§ WRITTEN PROBLEM
Read through the records below and copy each line that uses the word "import".

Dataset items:

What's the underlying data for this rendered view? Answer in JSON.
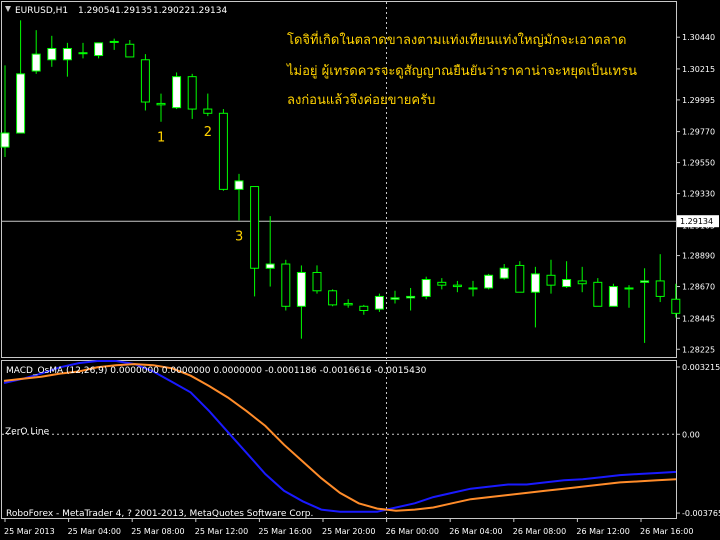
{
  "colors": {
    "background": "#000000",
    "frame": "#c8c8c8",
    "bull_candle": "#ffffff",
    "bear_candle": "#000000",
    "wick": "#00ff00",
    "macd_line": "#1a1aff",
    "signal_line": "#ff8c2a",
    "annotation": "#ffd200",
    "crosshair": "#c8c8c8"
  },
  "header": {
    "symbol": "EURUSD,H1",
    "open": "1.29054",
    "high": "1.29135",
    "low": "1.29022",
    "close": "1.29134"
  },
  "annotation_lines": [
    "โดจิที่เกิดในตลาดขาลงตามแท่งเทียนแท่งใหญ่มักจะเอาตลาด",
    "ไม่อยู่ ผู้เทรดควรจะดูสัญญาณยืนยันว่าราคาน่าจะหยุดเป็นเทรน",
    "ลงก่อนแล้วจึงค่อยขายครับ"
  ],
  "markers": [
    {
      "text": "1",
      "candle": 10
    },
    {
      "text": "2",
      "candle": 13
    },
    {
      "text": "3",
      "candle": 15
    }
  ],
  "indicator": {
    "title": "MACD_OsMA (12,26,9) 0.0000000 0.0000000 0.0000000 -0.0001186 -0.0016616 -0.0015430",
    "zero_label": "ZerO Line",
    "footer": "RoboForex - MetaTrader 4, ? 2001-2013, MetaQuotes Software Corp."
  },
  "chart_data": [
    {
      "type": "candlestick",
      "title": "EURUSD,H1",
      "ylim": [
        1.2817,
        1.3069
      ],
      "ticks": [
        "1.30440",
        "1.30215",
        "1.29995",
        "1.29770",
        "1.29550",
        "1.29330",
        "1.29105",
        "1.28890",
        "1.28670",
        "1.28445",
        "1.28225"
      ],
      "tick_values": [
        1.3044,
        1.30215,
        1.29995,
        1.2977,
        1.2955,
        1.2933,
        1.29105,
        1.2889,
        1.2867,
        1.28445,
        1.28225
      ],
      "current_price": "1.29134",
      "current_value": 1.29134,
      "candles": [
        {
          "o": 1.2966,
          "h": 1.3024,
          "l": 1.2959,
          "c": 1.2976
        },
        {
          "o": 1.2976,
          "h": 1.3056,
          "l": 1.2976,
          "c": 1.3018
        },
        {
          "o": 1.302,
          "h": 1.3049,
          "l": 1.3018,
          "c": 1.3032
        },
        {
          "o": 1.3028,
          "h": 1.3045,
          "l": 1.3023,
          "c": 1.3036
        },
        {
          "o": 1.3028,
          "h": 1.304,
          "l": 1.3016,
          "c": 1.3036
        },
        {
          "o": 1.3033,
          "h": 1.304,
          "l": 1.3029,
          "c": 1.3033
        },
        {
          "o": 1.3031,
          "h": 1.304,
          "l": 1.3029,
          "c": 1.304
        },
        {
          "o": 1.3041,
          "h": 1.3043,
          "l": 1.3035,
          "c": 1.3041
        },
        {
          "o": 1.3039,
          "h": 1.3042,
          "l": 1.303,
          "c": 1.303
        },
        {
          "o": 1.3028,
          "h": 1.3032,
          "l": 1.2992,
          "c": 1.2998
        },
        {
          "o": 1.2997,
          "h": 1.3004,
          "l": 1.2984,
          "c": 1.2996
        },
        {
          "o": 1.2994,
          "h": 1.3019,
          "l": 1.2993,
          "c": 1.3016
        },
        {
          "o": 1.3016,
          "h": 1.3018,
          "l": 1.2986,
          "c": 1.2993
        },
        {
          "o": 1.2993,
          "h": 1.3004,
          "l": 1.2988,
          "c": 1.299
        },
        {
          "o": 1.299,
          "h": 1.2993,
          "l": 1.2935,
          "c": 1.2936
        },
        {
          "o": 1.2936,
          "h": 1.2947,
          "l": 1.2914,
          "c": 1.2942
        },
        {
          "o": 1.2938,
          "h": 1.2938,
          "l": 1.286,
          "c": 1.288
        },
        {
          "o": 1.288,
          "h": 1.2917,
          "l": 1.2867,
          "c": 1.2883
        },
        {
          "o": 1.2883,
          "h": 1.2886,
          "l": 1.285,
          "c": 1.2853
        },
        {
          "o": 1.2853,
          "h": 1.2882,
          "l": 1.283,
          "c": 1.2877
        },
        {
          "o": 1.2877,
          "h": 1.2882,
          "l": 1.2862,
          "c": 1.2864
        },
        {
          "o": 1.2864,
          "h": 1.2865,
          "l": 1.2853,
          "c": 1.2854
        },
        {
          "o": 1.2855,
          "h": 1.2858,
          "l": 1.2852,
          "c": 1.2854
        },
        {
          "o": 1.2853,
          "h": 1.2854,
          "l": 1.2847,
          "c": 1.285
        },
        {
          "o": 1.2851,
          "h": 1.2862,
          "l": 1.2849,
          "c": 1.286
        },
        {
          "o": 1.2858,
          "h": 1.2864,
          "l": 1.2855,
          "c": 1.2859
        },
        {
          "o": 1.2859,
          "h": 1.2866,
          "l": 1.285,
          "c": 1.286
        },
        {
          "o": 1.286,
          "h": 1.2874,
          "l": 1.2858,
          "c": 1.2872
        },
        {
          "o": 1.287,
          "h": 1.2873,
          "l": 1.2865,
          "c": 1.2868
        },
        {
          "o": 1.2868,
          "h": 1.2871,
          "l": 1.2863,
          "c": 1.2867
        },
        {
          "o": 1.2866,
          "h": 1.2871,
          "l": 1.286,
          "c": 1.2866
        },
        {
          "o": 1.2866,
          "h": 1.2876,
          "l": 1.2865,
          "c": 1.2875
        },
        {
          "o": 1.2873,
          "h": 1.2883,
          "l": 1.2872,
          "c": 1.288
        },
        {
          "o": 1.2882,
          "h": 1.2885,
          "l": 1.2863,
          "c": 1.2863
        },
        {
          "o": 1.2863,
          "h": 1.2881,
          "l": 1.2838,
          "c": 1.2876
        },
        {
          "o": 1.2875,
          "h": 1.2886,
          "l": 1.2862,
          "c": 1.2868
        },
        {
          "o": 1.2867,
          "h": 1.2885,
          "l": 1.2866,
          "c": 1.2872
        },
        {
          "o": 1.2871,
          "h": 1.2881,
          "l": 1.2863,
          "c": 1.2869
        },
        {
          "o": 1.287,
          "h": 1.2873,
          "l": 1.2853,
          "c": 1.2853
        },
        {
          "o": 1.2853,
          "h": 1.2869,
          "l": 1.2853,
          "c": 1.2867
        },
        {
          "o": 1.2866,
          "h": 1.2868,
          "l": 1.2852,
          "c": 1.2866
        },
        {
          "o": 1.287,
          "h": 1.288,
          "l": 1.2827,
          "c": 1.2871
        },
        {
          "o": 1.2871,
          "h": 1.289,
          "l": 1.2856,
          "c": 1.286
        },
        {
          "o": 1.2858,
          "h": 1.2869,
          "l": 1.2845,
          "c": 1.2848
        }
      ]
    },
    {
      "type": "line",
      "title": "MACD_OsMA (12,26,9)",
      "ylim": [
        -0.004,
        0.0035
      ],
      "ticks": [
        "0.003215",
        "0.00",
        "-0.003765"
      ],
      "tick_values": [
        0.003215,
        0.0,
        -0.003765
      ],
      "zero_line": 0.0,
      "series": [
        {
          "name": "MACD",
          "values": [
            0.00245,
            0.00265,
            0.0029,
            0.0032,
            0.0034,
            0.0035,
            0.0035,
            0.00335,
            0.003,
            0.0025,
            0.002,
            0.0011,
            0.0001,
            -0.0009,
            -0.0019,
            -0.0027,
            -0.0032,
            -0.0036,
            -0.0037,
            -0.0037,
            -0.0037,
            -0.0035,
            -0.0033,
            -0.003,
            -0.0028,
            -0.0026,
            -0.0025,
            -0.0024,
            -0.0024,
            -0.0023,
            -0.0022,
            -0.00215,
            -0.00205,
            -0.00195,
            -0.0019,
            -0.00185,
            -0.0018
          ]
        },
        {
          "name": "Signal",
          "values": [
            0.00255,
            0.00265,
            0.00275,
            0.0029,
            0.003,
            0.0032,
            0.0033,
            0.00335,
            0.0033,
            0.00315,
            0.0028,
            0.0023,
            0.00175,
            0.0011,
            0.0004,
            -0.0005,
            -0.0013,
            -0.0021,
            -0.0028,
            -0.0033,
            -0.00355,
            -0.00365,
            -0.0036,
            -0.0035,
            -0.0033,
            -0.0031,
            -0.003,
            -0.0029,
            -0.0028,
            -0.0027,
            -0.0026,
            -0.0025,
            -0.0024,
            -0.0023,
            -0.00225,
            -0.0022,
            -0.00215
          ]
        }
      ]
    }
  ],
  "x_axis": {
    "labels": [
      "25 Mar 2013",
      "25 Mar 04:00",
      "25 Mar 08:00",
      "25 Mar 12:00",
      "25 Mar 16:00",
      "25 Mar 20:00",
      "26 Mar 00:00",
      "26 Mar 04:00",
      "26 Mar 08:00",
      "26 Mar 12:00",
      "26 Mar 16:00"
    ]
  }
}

--

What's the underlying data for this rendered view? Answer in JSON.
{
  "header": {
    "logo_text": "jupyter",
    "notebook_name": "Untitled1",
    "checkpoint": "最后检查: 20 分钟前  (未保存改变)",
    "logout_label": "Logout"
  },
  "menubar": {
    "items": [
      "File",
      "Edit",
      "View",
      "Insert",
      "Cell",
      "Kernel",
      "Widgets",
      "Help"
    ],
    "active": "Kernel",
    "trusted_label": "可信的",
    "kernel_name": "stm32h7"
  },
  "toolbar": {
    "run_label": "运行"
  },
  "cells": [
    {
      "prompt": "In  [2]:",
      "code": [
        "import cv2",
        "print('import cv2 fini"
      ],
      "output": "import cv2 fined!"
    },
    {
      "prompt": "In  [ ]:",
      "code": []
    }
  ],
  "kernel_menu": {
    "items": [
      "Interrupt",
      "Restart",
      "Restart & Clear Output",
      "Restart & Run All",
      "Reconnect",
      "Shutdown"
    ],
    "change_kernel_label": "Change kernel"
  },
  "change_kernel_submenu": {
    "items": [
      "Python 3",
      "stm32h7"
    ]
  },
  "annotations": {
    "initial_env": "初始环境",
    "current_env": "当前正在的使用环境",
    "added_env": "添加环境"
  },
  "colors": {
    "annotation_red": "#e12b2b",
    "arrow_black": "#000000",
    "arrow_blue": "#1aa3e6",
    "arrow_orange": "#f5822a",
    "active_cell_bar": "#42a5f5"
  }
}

§ EXERCISE RESPONSE
        "import cv2",
        "print('import cv2 fini"
      "output": "import cv2 fined!"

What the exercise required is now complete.